• What needs to be done: Reproduce the records below exactly as they appear, omitting any pictures they contain.

• Extracted entries:
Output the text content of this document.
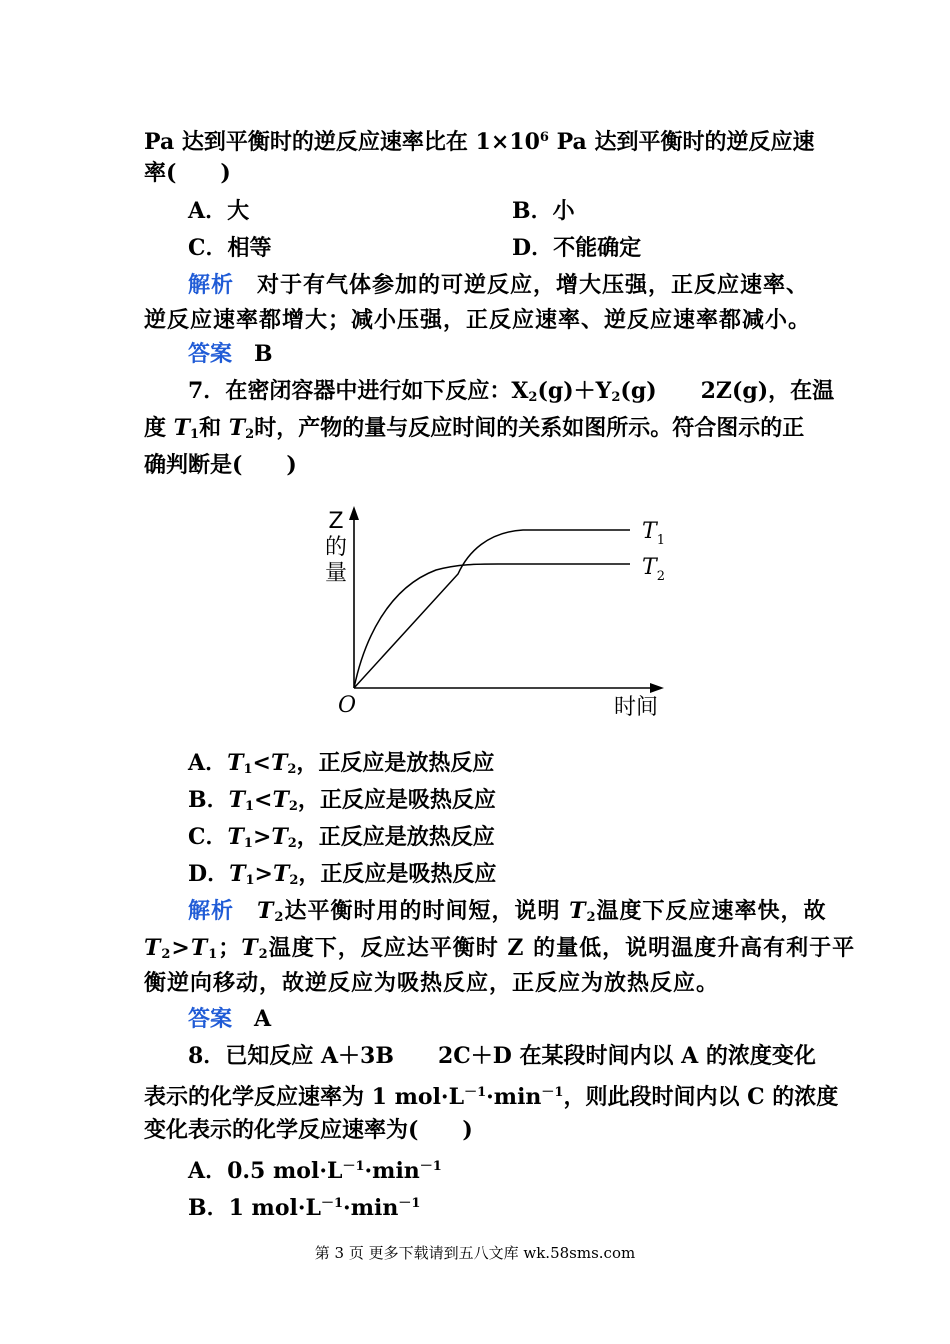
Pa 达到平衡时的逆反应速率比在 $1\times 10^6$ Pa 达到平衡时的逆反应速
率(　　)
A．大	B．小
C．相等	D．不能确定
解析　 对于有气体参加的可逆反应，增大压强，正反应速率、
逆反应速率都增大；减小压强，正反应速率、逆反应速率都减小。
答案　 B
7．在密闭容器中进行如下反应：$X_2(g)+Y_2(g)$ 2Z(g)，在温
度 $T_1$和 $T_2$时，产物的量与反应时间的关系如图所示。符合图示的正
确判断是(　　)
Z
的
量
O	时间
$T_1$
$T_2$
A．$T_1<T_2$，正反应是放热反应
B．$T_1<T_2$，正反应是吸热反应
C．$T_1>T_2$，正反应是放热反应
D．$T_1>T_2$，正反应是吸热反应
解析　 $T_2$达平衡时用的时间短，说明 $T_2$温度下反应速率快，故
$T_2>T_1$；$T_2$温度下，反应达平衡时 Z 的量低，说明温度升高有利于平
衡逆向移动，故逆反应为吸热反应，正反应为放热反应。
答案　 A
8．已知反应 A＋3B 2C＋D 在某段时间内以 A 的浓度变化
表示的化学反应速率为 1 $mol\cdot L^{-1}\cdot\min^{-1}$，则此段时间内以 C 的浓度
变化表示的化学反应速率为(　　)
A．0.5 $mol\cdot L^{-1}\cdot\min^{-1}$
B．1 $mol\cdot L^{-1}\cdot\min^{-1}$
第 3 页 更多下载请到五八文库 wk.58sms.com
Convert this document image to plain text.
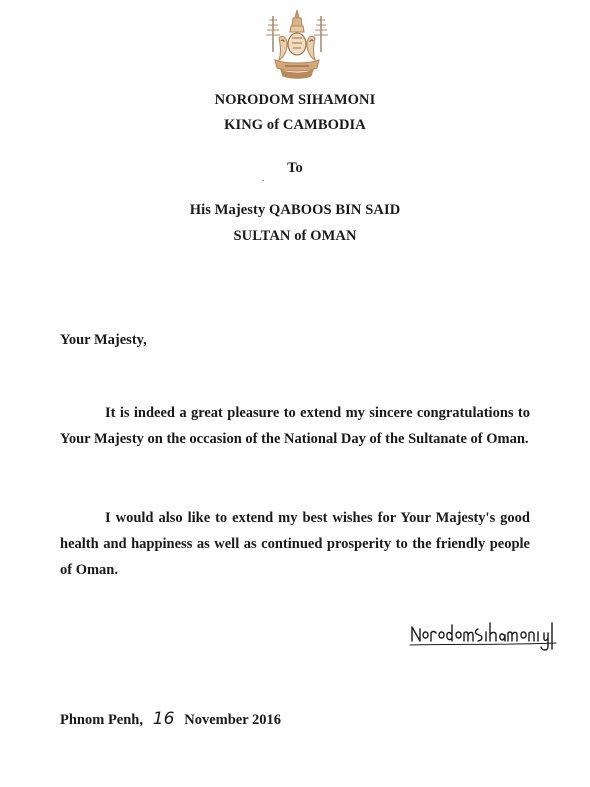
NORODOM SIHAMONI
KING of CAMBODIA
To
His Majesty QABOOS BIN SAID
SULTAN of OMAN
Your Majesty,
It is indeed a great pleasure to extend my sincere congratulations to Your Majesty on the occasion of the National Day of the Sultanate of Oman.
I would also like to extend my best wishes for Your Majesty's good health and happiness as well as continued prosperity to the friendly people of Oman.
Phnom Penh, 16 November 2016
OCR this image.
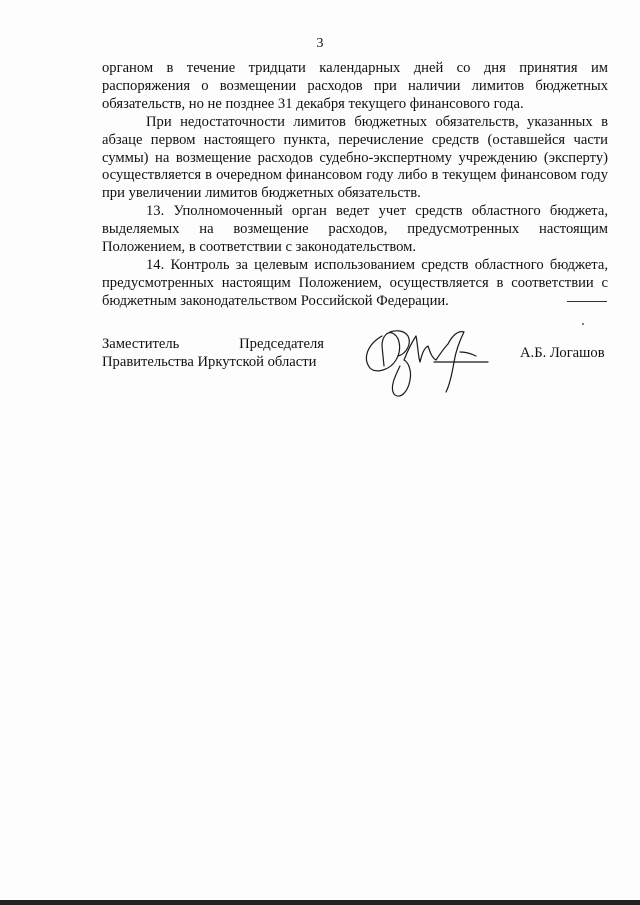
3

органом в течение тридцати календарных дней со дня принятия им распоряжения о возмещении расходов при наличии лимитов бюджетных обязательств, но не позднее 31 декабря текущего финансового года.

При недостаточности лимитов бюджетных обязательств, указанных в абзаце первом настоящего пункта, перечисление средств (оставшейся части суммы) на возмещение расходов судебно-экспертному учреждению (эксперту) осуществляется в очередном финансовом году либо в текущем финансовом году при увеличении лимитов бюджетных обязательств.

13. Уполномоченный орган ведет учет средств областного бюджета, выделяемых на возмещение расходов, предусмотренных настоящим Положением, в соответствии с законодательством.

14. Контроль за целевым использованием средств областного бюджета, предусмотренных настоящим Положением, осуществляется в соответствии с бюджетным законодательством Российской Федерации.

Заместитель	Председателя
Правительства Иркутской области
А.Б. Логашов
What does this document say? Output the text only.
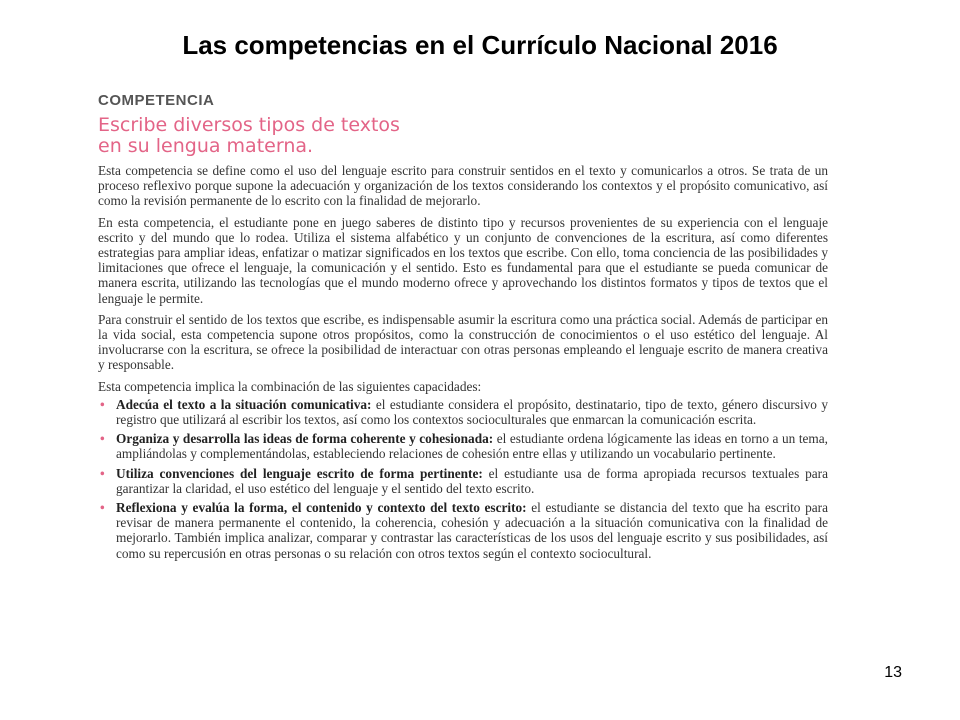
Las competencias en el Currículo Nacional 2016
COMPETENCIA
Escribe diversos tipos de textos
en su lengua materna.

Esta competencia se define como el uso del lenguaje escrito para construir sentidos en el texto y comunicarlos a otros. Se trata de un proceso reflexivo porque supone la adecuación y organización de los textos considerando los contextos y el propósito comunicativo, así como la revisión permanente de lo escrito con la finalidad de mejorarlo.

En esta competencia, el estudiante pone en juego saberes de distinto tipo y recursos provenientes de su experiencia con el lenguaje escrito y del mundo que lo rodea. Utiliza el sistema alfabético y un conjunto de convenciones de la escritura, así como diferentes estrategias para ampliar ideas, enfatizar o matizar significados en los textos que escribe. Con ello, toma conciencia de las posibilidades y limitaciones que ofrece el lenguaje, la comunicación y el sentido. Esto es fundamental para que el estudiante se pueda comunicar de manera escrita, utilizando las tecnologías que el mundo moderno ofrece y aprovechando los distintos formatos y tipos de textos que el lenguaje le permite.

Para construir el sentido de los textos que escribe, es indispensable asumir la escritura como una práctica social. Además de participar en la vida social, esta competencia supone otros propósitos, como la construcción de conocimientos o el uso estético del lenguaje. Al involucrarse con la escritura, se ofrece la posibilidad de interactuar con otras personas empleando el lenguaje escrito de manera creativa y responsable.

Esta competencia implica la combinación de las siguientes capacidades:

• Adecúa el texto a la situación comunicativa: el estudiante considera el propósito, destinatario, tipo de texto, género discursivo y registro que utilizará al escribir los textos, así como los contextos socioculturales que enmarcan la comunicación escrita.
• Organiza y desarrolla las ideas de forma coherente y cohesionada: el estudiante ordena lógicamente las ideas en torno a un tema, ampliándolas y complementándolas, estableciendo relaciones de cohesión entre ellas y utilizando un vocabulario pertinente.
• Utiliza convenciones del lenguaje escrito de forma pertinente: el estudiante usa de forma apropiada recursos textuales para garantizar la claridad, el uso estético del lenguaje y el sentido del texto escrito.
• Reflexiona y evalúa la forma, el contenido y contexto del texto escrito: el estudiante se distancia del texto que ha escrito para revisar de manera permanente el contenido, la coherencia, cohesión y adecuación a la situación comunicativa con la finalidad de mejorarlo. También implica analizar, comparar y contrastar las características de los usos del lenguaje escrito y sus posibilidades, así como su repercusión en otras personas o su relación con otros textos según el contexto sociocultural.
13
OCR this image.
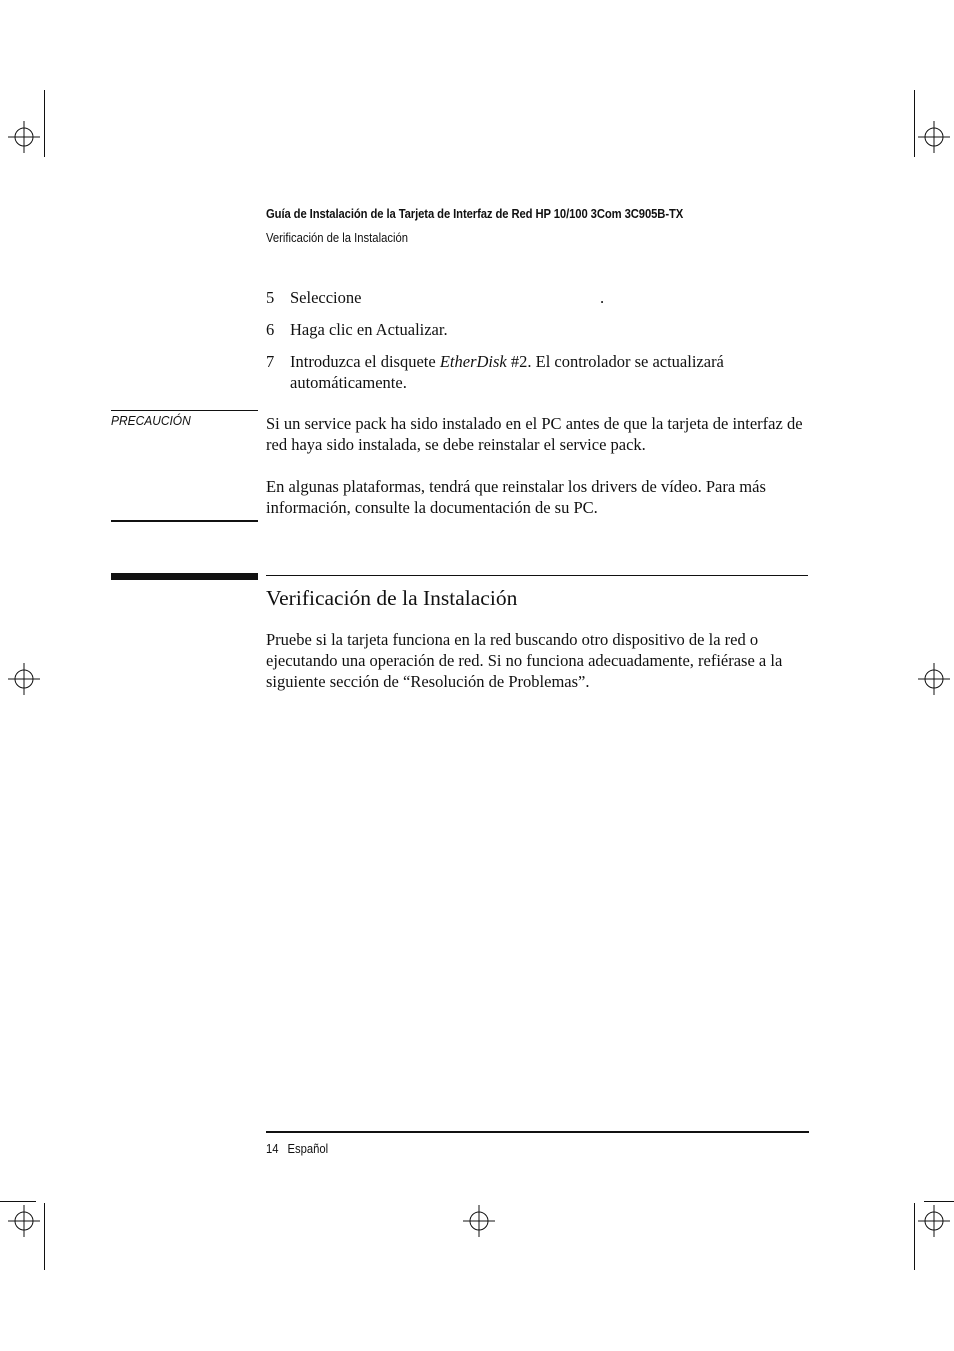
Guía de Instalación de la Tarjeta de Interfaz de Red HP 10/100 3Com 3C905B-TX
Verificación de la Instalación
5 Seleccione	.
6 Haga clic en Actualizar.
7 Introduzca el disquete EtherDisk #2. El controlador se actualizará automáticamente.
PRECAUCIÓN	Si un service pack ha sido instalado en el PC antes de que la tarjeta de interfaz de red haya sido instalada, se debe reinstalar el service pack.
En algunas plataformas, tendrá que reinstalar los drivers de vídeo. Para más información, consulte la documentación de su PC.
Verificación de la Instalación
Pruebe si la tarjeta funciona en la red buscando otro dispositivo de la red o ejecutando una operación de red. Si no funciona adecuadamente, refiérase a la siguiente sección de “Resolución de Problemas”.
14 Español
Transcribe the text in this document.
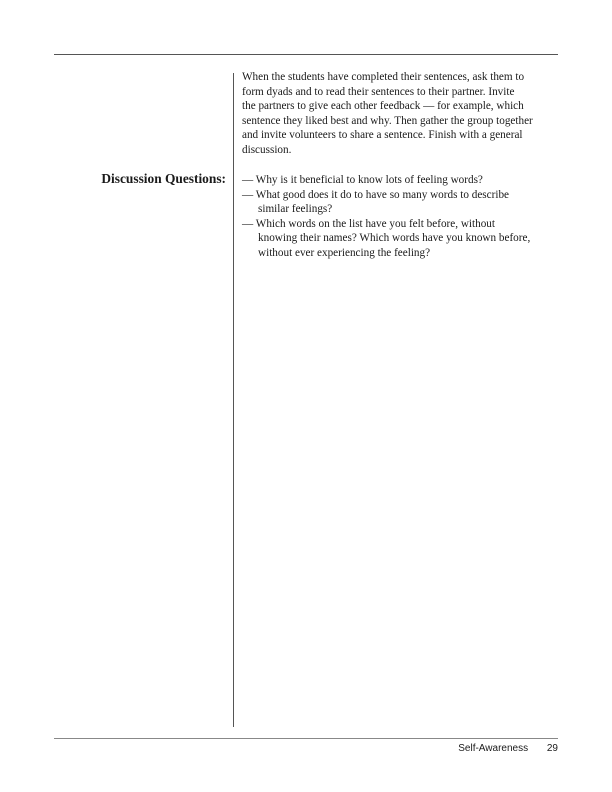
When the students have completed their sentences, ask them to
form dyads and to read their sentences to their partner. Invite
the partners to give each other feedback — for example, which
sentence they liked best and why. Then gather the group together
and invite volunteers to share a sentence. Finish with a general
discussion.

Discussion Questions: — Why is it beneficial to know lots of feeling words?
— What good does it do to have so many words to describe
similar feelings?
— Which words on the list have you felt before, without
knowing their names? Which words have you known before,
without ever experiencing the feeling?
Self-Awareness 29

• Solution for this problem:
Output the text content of this document.
Pa 达到平衡时的逆反应速率比在 $1\times 10^6$ Pa 达到平衡时的逆反应速
率(　　)
A．大	B．小
C．相等	D．不能确定
解析　 对于有气体参加的可逆反应，增大压强，正反应速率、
逆反应速率都增大；减小压强，正反应速率、逆反应速率都减小。
答案　 B
7．在密闭容器中进行如下反应：$X_2(g)+Y_2(g)$ 2Z(g)，在温
度 $T_1$和 $T_2$时，产物的量与反应时间的关系如图所示。符合图示的正
确判断是(　　)
Z
的
量
O	时间
$T_1$
$T_2$
A．$T_1<T_2$，正反应是放热反应
B．$T_1<T_2$，正反应是吸热反应
C．$T_1>T_2$，正反应是放热反应
D．$T_1>T_2$，正反应是吸热反应
解析　 $T_2$达平衡时用的时间短，说明 $T_2$温度下反应速率快，故
$T_2>T_1$；$T_2$温度下，反应达平衡时 Z 的量低，说明温度升高有利于平
衡逆向移动，故逆反应为吸热反应，正反应为放热反应。
答案　 A
8．已知反应 A＋3B 2C＋D 在某段时间内以 A 的浓度变化
表示的化学反应速率为 1 $mol\cdot L^{-1}\cdot\min^{-1}$，则此段时间内以 C 的浓度
变化表示的化学反应速率为(　　)
A．0.5 $mol\cdot L^{-1}\cdot\min^{-1}$
B．1 $mol\cdot L^{-1}\cdot\min^{-1}$
第 3 页 更多下载请到五八文库 wk.58sms.com
Convert this document image to plain text.
NORODOM SIHAMONI
KING of CAMBODIA
To
His Majesty QABOOS BIN SAID
SULTAN of OMAN
Your Majesty,
It is indeed a great pleasure to extend my sincere congratulations to Your Majesty on the occasion of the National Day of the Sultanate of Oman.
I would also like to extend my best wishes for Your Majesty's good health and happiness as well as continued prosperity to the friendly people of Oman.
Phnom Penh, 16 November 2016
OCR this image.
3

органом в течение тридцати календарных дней со дня принятия им распоряжения о возмещении расходов при наличии лимитов бюджетных обязательств, но не позднее 31 декабря текущего финансового года.

При недостаточности лимитов бюджетных обязательств, указанных в абзаце первом настоящего пункта, перечисление средств (оставшейся части суммы) на возмещение расходов судебно-экспертному учреждению (эксперту) осуществляется в очередном финансовом году либо в текущем финансовом году при увеличении лимитов бюджетных обязательств.

13. Уполномоченный орган ведет учет средств областного бюджета, выделяемых на возмещение расходов, предусмотренных настоящим Положением, в соответствии с законодательством.

14. Контроль за целевым использованием средств областного бюджета, предусмотренных настоящим Положением, осуществляется в соответствии с бюджетным законодательством Российской Федерации.

Заместитель	Председателя
Правительства Иркутской области
А.Б. Логашов
What does this document say? Output the text only.
Las competencias en el Currículo Nacional 2016
COMPETENCIA
Escribe diversos tipos de textos
en su lengua materna.

Esta competencia se define como el uso del lenguaje escrito para construir sentidos en el texto y comunicarlos a otros. Se trata de un proceso reflexivo porque supone la adecuación y organización de los textos considerando los contextos y el propósito comunicativo, así como la revisión permanente de lo escrito con la finalidad de mejorarlo.

En esta competencia, el estudiante pone en juego saberes de distinto tipo y recursos provenientes de su experiencia con el lenguaje escrito y del mundo que lo rodea. Utiliza el sistema alfabético y un conjunto de convenciones de la escritura, así como diferentes estrategias para ampliar ideas, enfatizar o matizar significados en los textos que escribe. Con ello, toma conciencia de las posibilidades y limitaciones que ofrece el lenguaje, la comunicación y el sentido. Esto es fundamental para que el estudiante se pueda comunicar de manera escrita, utilizando las tecnologías que el mundo moderno ofrece y aprovechando los distintos formatos y tipos de textos que el lenguaje le permite.

Para construir el sentido de los textos que escribe, es indispensable asumir la escritura como una práctica social. Además de participar en la vida social, esta competencia supone otros propósitos, como la construcción de conocimientos o el uso estético del lenguaje. Al involucrarse con la escritura, se ofrece la posibilidad de interactuar con otras personas empleando el lenguaje escrito de manera creativa y responsable.

Esta competencia implica la combinación de las siguientes capacidades:

• Adecúa el texto a la situación comunicativa: el estudiante considera el propósito, destinatario, tipo de texto, género discursivo y registro que utilizará al escribir los textos, así como los contextos socioculturales que enmarcan la comunicación escrita.
• Organiza y desarrolla las ideas de forma coherente y cohesionada: el estudiante ordena lógicamente las ideas en torno a un tema, ampliándolas y complementándolas, estableciendo relaciones de cohesión entre ellas y utilizando un vocabulario pertinente.
• Utiliza convenciones del lenguaje escrito de forma pertinente: el estudiante usa de forma apropiada recursos textuales para garantizar la claridad, el uso estético del lenguaje y el sentido del texto escrito.
• Reflexiona y evalúa la forma, el contenido y contexto del texto escrito: el estudiante se distancia del texto que ha escrito para revisar de manera permanente el contenido, la coherencia, cohesión y adecuación a la situación comunicativa con la finalidad de mejorarlo. También implica analizar, comparar y contrastar las características de los usos del lenguaje escrito y sus posibilidades, así como su repercusión en otras personas o su relación con otros textos según el contexto sociocultural.
13
OCR this image.
Guía de Instalación de la Tarjeta de Interfaz de Red HP 10/100 3Com 3C905B-TX
Verificación de la Instalación
5 Seleccione	.
6 Haga clic en Actualizar.
7 Introduzca el disquete EtherDisk #2. El controlador se actualizará automáticamente.
PRECAUCIÓN	Si un service pack ha sido instalado en el PC antes de que la tarjeta de interfaz de red haya sido instalada, se debe reinstalar el service pack.
En algunas plataformas, tendrá que reinstalar los drivers de vídeo. Para más información, consulte la documentación de su PC.
Verificación de la Instalación
Pruebe si la tarjeta funciona en la red buscando otro dispositivo de la red o ejecutando una operación de red. Si no funciona adecuadamente, refiérase a la siguiente sección de “Resolución de Problemas”.
14 Español
Transcribe the text in this document.
When the students have completed their sentences, ask them to
form dyads and to read their sentences to their partner. Invite
the partners to give each other feedback — for example, which
sentence they liked best and why. Then gather the group together
and invite volunteers to share a sentence. Finish with a general
discussion.

Discussion Questions: — Why is it beneficial to know lots of feeling words?
— What good does it do to have so many words to describe
similar feelings?
— Which words on the list have you felt before, without
knowing their names? Which words have you known before,
without ever experiencing the feeling?
Self-Awareness 29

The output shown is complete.